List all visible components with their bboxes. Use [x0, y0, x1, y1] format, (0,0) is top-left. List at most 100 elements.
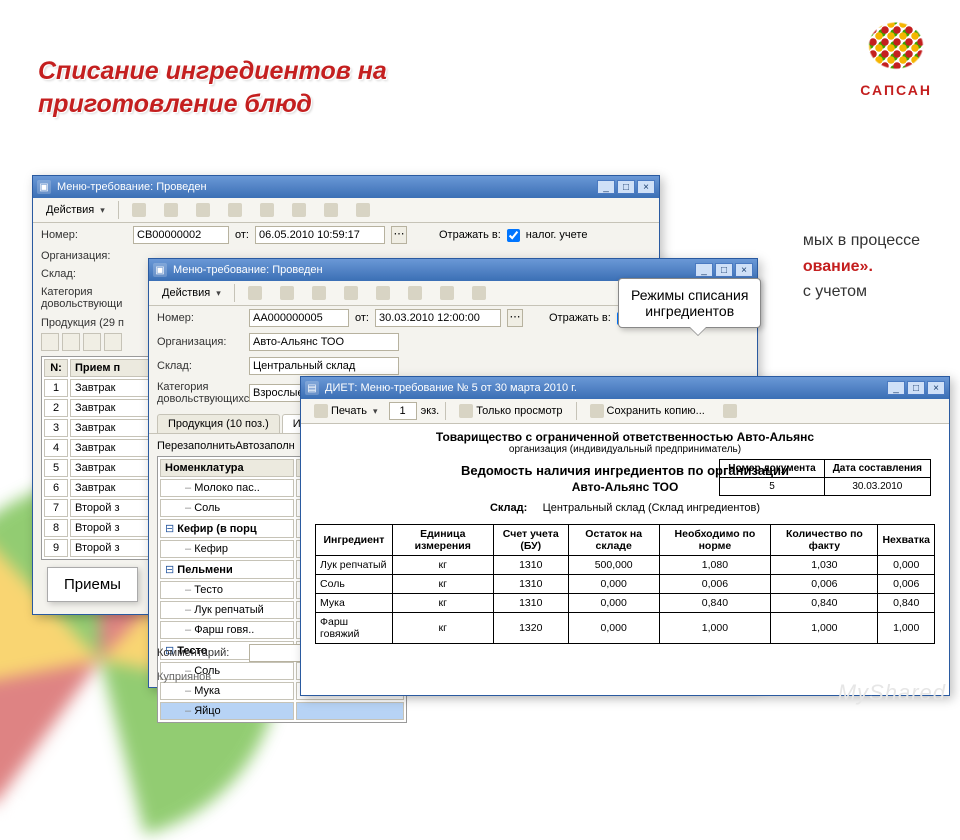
bg-text-1: мых в процессе	[803, 232, 920, 249]
table-row[interactable]: 2Завтрак	[44, 399, 150, 417]
print-menu[interactable]: Печать	[307, 401, 385, 421]
bg-text-3: с учетом	[803, 283, 867, 300]
grid-btn4[interactable]	[104, 333, 122, 351]
close-button[interactable]: ×	[927, 381, 945, 395]
tb-b7[interactable]	[433, 283, 461, 303]
brand-name: САПСАН	[860, 82, 932, 98]
struct-icon	[408, 286, 422, 300]
titlebar[interactable]: ▤ ДИЕТ: Меню-требование № 5 от 30 марта …	[301, 377, 949, 399]
number-input[interactable]	[249, 309, 349, 327]
date-picker-button[interactable]: ⋯	[391, 226, 407, 244]
tax-accounting-label: налог. учете	[526, 229, 588, 241]
meta-date: 30.03.2010	[824, 478, 930, 496]
arrow-right-icon	[164, 203, 178, 217]
actions-menu[interactable]: Действия	[155, 284, 228, 302]
arrow-left-icon	[248, 286, 262, 300]
save-copy-button[interactable]: Сохранить копию...	[583, 401, 712, 421]
post-button[interactable]	[253, 200, 281, 220]
print-button[interactable]	[285, 200, 313, 220]
date-picker-button[interactable]: ⋯	[507, 309, 523, 327]
col-meal[interactable]: Прием п	[70, 359, 150, 377]
save-button[interactable]	[221, 200, 249, 220]
col-number[interactable]: N:	[44, 359, 68, 377]
tb-b2[interactable]	[273, 283, 301, 303]
number-label: Номер:	[41, 229, 127, 241]
actions-menu[interactable]: Действия	[39, 201, 112, 219]
number-input[interactable]	[133, 226, 229, 244]
table-row[interactable]: 7Второй з	[44, 499, 150, 517]
report-sklad-value: Центральный склад (Склад ингредиентов)	[543, 502, 760, 514]
tb-b1[interactable]	[241, 283, 269, 303]
nav-forward-button[interactable]	[157, 200, 185, 220]
table-row[interactable]: 1Завтрак	[44, 379, 150, 397]
org-input[interactable]	[249, 333, 399, 351]
maximize-button[interactable]: □	[715, 263, 733, 277]
report-button[interactable]	[317, 200, 345, 220]
eye-icon	[459, 404, 473, 418]
sklad-label: Склад:	[41, 268, 127, 280]
tb-b3[interactable]	[305, 283, 333, 303]
callout-line1: Режимы списания	[631, 287, 748, 303]
autofill-button[interactable]: Автозаполн	[235, 440, 294, 452]
close-button[interactable]: ×	[735, 263, 753, 277]
category-label: Категория довольствующихся:	[157, 381, 243, 405]
tb-b8[interactable]	[465, 283, 493, 303]
help-button[interactable]	[716, 401, 744, 421]
help-icon	[723, 404, 737, 418]
help-button[interactable]	[349, 200, 377, 220]
table-row[interactable]: 9Второй з	[44, 539, 150, 557]
date-input[interactable]	[375, 309, 501, 327]
refresh-button[interactable]	[189, 200, 217, 220]
slide-title: Списание ингредиентов на приготовление б…	[38, 55, 458, 120]
doc-icon: ▤	[305, 381, 319, 395]
window-title: Меню-требование: Проведен	[57, 181, 591, 193]
tax-accounting-checkbox[interactable]	[507, 229, 520, 242]
table-row: Мукакг13100,0000,8400,8400,840	[316, 594, 935, 613]
report-icon	[324, 203, 338, 217]
date-input[interactable]	[255, 226, 385, 244]
org-label: Организация:	[157, 336, 243, 348]
table-row: Лук репчатыйкг1310500,0001,0801,0300,000	[316, 556, 935, 575]
table-row[interactable]: 5Завтрак	[44, 459, 150, 477]
minimize-button[interactable]: _	[695, 263, 713, 277]
report-meta-table: Номер документа Дата составления 5 30.03…	[719, 459, 931, 496]
tb-b4[interactable]	[337, 283, 365, 303]
table-row[interactable]: 4Завтрак	[44, 439, 150, 457]
brand-logo: САПСАН	[860, 18, 932, 98]
table-row: Солькг13100,0000,0060,0060,006	[316, 575, 935, 594]
add-row-button[interactable]	[41, 333, 59, 351]
delete-row-button[interactable]	[62, 333, 80, 351]
sklad-input[interactable]	[249, 357, 399, 375]
tab-products[interactable]: Продукция (10 поз.)	[157, 414, 280, 433]
maximize-button[interactable]: □	[907, 381, 925, 395]
minimize-button[interactable]: _	[597, 180, 615, 194]
col-header: Единица измерения	[392, 525, 493, 556]
table-row[interactable]: 8Второй з	[44, 519, 150, 537]
maximize-button[interactable]: □	[617, 180, 635, 194]
background-paragraph: мых в процессе ование». с учетом	[803, 228, 920, 305]
post-icon	[376, 286, 390, 300]
logo-icon	[861, 18, 931, 78]
disk-icon	[228, 203, 242, 217]
table-row[interactable]: 3Завтрак	[44, 419, 150, 437]
tb-b5[interactable]	[369, 283, 397, 303]
toolbar: Печать экз. Только просмотр Сохранить ко…	[301, 399, 949, 424]
view-only-button[interactable]: Только просмотр	[452, 401, 569, 421]
copies-label: экз.	[421, 405, 440, 417]
minimize-button[interactable]: _	[887, 381, 905, 395]
sklad-label: Склад:	[157, 360, 243, 372]
table-row[interactable]: 6Завтрак	[44, 479, 150, 497]
tree-row[interactable]: Яйцо	[160, 702, 404, 720]
app-icon: ▣	[37, 180, 51, 194]
bg-text-2: ование».	[803, 258, 873, 275]
nav-back-button[interactable]	[125, 200, 153, 220]
products-grid[interactable]: N: Прием п 1Завтрак 2Завтрак 3Завтрак 4Завт…	[41, 356, 153, 560]
grid-btn3[interactable]	[83, 333, 101, 351]
copies-input[interactable]	[389, 402, 417, 420]
col-nomenclature[interactable]: Номенклатура	[160, 459, 294, 477]
refill-button[interactable]: Перезаполнить	[157, 440, 235, 452]
printer-icon	[440, 286, 454, 300]
close-button[interactable]: ×	[637, 180, 655, 194]
titlebar[interactable]: ▣ Меню-требование: Проведен _ □ ×	[33, 176, 659, 198]
tb-b6[interactable]	[401, 283, 429, 303]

----

§ EXERCISE GOAL
Rewrite all the records above, swapping each "date-picker-button" for "calendar-button" and leaving everything else unchanged. Omit the pictures.

§ TASK OUTPUT
List all visible components with their bboxes. Use [x0, y0, x1, y1] format, (0,0) is top-left. List at most 100 elements.
bg-text-1: мых в процессе	[803, 232, 920, 249]
table-row[interactable]: 2Завтрак	[44, 399, 150, 417]
print-menu[interactable]: Печать	[307, 401, 385, 421]
bg-text-3: с учетом	[803, 283, 867, 300]
grid-btn4[interactable]	[104, 333, 122, 351]
close-button[interactable]: ×	[927, 381, 945, 395]
tb-b7[interactable]	[433, 283, 461, 303]
brand-name: САПСАН	[860, 82, 932, 98]
struct-icon	[408, 286, 422, 300]
titlebar[interactable]: ▤ ДИЕТ: Меню-требование № 5 от 30 марта …	[301, 377, 949, 399]
number-input[interactable]	[249, 309, 349, 327]
calendar-button[interactable]: ⋯	[391, 226, 407, 244]
tax-accounting-label: налог. учете	[526, 229, 588, 241]
meta-date: 30.03.2010	[824, 478, 930, 496]
arrow-right-icon	[164, 203, 178, 217]
actions-menu[interactable]: Действия	[155, 284, 228, 302]
arrow-left-icon	[248, 286, 262, 300]
save-copy-button[interactable]: Сохранить копию...	[583, 401, 712, 421]
post-button[interactable]	[253, 200, 281, 220]
print-button[interactable]	[285, 200, 313, 220]
calendar-button[interactable]: ⋯	[507, 309, 523, 327]
col-meal[interactable]: Прием п	[70, 359, 150, 377]
save-button[interactable]	[221, 200, 249, 220]
col-number[interactable]: N:	[44, 359, 68, 377]
tb-b2[interactable]	[273, 283, 301, 303]
number-label: Номер:	[41, 229, 127, 241]
actions-menu[interactable]: Действия	[39, 201, 112, 219]
number-input[interactable]	[133, 226, 229, 244]
table-row[interactable]: 7Второй з	[44, 499, 150, 517]
report-sklad-value: Центральный склад (Склад ингредиентов)	[543, 502, 760, 514]
tb-b1[interactable]	[241, 283, 269, 303]
nav-forward-button[interactable]	[157, 200, 185, 220]
table-row[interactable]: 1Завтрак	[44, 379, 150, 397]
org-input[interactable]	[249, 333, 399, 351]
maximize-button[interactable]: □	[715, 263, 733, 277]
report-button[interactable]	[317, 200, 345, 220]
eye-icon	[459, 404, 473, 418]
sklad-label: Склад:	[41, 268, 127, 280]
tb-b3[interactable]	[305, 283, 333, 303]
callout-line1: Режимы списания	[631, 287, 748, 303]
autofill-button[interactable]: Автозаполн	[235, 440, 294, 452]
close-button[interactable]: ×	[735, 263, 753, 277]
category-label: Категория довольствующихся:	[157, 381, 243, 405]
tb-b8[interactable]	[465, 283, 493, 303]
help-button[interactable]	[716, 401, 744, 421]
help-icon	[723, 404, 737, 418]
help-button[interactable]	[349, 200, 377, 220]
table-row[interactable]: 9Второй з	[44, 539, 150, 557]
date-input[interactable]	[375, 309, 501, 327]
refresh-button[interactable]	[189, 200, 217, 220]
slide-title: Списание ингредиентов на приготовление б…	[38, 55, 458, 120]
doc-icon: ▤	[305, 381, 319, 395]
window-title: Меню-требование: Проведен	[57, 181, 591, 193]
tax-accounting-checkbox[interactable]	[507, 229, 520, 242]
table-row: Мукакг13100,0000,8400,8400,840	[316, 594, 935, 613]
report-icon	[324, 203, 338, 217]
date-input[interactable]	[255, 226, 385, 244]
org-label: Организация:	[157, 336, 243, 348]
table-row: Лук репчатыйкг1310500,0001,0801,0300,000	[316, 556, 935, 575]
table-row[interactable]: 5Завтрак	[44, 459, 150, 477]
minimize-button[interactable]: _	[695, 263, 713, 277]
report-meta-table: Номер документа Дата составления 5 30.03…	[719, 459, 931, 496]
tb-b4[interactable]	[337, 283, 365, 303]
table-row[interactable]: 4Завтрак	[44, 439, 150, 457]
brand-logo: САПСАН	[860, 18, 932, 98]
table-row: Солькг13100,0000,0060,0060,006	[316, 575, 935, 594]
add-row-button[interactable]	[41, 333, 59, 351]
delete-row-button[interactable]	[62, 333, 80, 351]
sklad-input[interactable]	[249, 357, 399, 375]
tab-products[interactable]: Продукция (10 поз.)	[157, 414, 280, 433]
maximize-button[interactable]: □	[907, 381, 925, 395]
minimize-button[interactable]: _	[597, 180, 615, 194]
col-header: Единица измерения	[392, 525, 493, 556]
table-row[interactable]: 8Второй з	[44, 519, 150, 537]
maximize-button[interactable]: □	[617, 180, 635, 194]
background-paragraph: мых в процессе ование». с учетом	[803, 228, 920, 305]
post-icon	[376, 286, 390, 300]
logo-icon	[861, 18, 931, 78]
disk-icon	[228, 203, 242, 217]
table-row[interactable]: 3Завтрак	[44, 419, 150, 437]
tb-b5[interactable]	[369, 283, 397, 303]
toolbar: Печать экз. Только просмотр Сохранить ко…	[301, 399, 949, 424]
view-only-button[interactable]: Только просмотр	[452, 401, 569, 421]
copies-label: экз.	[421, 405, 440, 417]
minimize-button[interactable]: _	[887, 381, 905, 395]
sklad-label: Склад:	[157, 360, 243, 372]
table-row[interactable]: 6Завтрак	[44, 479, 150, 497]
tree-row[interactable]: Яйцо	[160, 702, 404, 720]
app-icon: ▣	[37, 180, 51, 194]
bg-text-2: ование».	[803, 258, 873, 275]
nav-back-button[interactable]	[125, 200, 153, 220]
products-grid[interactable]: N: Прием п 1Завтрак 2Завтрак 3Завтрак 4Завт…	[41, 356, 153, 560]
grid-btn3[interactable]	[83, 333, 101, 351]
copies-input[interactable]	[389, 402, 417, 420]
col-nomenclature[interactable]: Номенклатура	[160, 459, 294, 477]
refill-button[interactable]: Перезаполнить	[157, 440, 235, 452]
printer-icon	[440, 286, 454, 300]
close-button[interactable]: ×	[637, 180, 655, 194]
titlebar[interactable]: ▣ Меню-требование: Проведен _ □ ×	[33, 176, 659, 198]
tb-b6[interactable]	[401, 283, 429, 303]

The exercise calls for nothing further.